(Stored data entries)
□ □ □ □ □

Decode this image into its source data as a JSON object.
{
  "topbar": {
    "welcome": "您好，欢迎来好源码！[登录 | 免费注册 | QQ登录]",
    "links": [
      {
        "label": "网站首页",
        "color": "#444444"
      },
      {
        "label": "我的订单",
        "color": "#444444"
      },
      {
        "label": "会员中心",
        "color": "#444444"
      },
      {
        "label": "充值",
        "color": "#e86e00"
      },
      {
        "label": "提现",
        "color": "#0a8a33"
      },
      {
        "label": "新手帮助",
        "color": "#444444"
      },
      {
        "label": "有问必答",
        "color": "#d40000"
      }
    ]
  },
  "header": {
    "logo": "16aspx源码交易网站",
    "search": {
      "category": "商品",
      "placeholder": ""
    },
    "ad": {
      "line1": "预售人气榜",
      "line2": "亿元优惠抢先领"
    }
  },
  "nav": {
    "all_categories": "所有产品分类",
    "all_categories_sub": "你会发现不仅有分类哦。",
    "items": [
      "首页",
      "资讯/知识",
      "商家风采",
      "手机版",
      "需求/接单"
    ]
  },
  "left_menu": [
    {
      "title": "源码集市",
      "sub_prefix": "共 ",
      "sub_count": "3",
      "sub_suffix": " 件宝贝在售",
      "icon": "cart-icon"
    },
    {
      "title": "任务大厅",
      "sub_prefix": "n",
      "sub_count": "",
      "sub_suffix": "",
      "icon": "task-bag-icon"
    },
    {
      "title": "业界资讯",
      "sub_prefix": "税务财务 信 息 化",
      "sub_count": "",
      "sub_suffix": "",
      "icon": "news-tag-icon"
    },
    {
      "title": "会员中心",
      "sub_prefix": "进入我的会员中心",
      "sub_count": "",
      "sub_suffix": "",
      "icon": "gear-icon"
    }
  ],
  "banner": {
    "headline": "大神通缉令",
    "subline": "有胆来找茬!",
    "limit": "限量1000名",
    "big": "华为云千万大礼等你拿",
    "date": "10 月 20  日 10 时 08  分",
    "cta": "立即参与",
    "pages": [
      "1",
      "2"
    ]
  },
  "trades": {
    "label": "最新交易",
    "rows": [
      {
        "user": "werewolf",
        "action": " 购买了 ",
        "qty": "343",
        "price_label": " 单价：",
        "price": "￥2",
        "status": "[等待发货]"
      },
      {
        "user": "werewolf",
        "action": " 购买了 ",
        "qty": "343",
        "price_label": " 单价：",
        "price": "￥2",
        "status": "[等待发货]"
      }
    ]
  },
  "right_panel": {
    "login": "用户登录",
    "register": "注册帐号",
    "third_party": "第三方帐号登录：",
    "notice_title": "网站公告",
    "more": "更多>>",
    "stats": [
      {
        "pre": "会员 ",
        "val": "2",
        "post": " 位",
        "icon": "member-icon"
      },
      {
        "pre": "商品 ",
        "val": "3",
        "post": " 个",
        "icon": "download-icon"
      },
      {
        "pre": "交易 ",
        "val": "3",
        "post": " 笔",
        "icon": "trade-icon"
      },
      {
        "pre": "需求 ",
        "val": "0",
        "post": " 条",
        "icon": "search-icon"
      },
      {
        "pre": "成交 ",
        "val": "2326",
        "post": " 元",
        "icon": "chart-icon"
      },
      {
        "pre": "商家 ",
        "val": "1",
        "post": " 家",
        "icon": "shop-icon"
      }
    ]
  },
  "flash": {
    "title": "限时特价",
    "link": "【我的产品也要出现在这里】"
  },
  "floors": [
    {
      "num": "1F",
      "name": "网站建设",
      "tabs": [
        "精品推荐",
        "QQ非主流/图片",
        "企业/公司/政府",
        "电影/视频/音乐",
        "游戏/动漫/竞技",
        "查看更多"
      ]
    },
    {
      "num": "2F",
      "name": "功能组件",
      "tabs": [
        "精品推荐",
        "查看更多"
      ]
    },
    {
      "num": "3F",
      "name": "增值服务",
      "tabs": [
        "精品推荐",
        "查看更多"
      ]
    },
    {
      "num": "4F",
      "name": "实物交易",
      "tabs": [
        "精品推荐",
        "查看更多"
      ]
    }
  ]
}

□ □ □ □ □

● **WHAT THE TASK ASKS**:
Repeat the material in full, exactly as it stands.

● **COMPLETED EXERCISE**:
Decode this image into its source data as a JSON object.
{
  "topbar": {
    "welcome": "您好，欢迎来好源码！[登录 | 免费注册 | QQ登录]",
    "links": [
      {
        "label": "网站首页",
        "color": "#444444"
      },
      {
        "label": "我的订单",
        "color": "#444444"
      },
      {
        "label": "会员中心",
        "color": "#444444"
      },
      {
        "label": "充值",
        "color": "#e86e00"
      },
      {
        "label": "提现",
        "color": "#0a8a33"
      },
      {
        "label": "新手帮助",
        "color": "#444444"
      },
      {
        "label": "有问必答",
        "color": "#d40000"
      }
    ]
  },
  "header": {
    "logo": "16aspx源码交易网站",
    "search": {
      "category": "商品",
      "placeholder": ""
    },
    "ad": {
      "line1": "预售人气榜",
      "line2": "亿元优惠抢先领"
    }
  },
  "nav": {
    "all_categories": "所有产品分类",
    "all_categories_sub": "你会发现不仅有分类哦。",
    "items": [
      "首页",
      "资讯/知识",
      "商家风采",
      "手机版",
      "需求/接单"
    ]
  },
  "left_menu": [
    {
      "title": "源码集市",
      "sub_prefix": "共 ",
      "sub_count": "3",
      "sub_suffix": " 件宝贝在售",
      "icon": "cart-icon"
    },
    {
      "title": "任务大厅",
      "sub_prefix": "n",
      "sub_count": "",
      "sub_suffix": "",
      "icon": "task-bag-icon"
    },
    {
      "title": "业界资讯",
      "sub_prefix": "税务财务 信 息 化",
      "sub_count": "",
      "sub_suffix": "",
      "icon": "news-tag-icon"
    },
    {
      "title": "会员中心",
      "sub_prefix": "进入我的会员中心",
      "sub_count": "",
      "sub_suffix": "",
      "icon": "gear-icon"
    }
  ],
  "banner": {
    "headline": "大神通缉令",
    "subline": "有胆来找茬!",
    "limit": "限量1000名",
    "big": "华为云千万大礼等你拿",
    "date": "10 月 20  日 10 时 08  分",
    "cta": "立即参与",
    "pages": [
      "1",
      "2"
    ]
  },
  "trades": {
    "label": "最新交易",
    "rows": [
      {
        "user": "werewolf",
        "action": " 购买了 ",
        "qty": "343",
        "price_label": " 单价：",
        "price": "￥2",
        "status": "[等待发货]"
      },
      {
        "user": "werewolf",
        "action": " 购买了 ",
        "qty": "343",
        "price_label": " 单价：",
        "price": "￥2",
        "status": "[等待发货]"
      }
    ]
  },
  "right_panel": {
    "login": "用户登录",
    "register": "注册帐号",
    "third_party": "第三方帐号登录：",
    "notice_title": "网站公告",
    "more": "更多>>",
    "stats": [
      {
        "pre": "会员 ",
        "val": "2",
        "post": " 位",
        "icon": "member-icon"
      },
      {
        "pre": "商品 ",
        "val": "3",
        "post": " 个",
        "icon": "download-icon"
      },
      {
        "pre": "交易 ",
        "val": "3",
        "post": " 笔",
        "icon": "trade-icon"
      },
      {
        "pre": "需求 ",
        "val": "0",
        "post": " 条",
        "icon": "search-icon"
      },
      {
        "pre": "成交 ",
        "val": "2326",
        "post": " 元",
        "icon": "chart-icon"
      },
      {
        "pre": "商家 ",
        "val": "1",
        "post": " 家",
        "icon": "shop-icon"
      }
    ]
  },
  "flash": {
    "title": "限时特价",
    "link": "【我的产品也要出现在这里】"
  },
  "floors": [
    {
      "num": "1F",
      "name": "网站建设",
      "tabs": [
        "精品推荐",
        "QQ非主流/图片",
        "企业/公司/政府",
        "电影/视频/音乐",
        "游戏/动漫/竞技",
        "查看更多"
      ]
    },
    {
      "num": "2F",
      "name": "功能组件",
      "tabs": [
        "精品推荐",
        "查看更多"
      ]
    },
    {
      "num": "3F",
      "name": "增值服务",
      "tabs": [
        "精品推荐",
        "查看更多"
      ]
    },
    {
      "num": "4F",
      "name": "实物交易",
      "tabs": [
        "精品推荐",
        "查看更多"
      ]
    }
  ]
}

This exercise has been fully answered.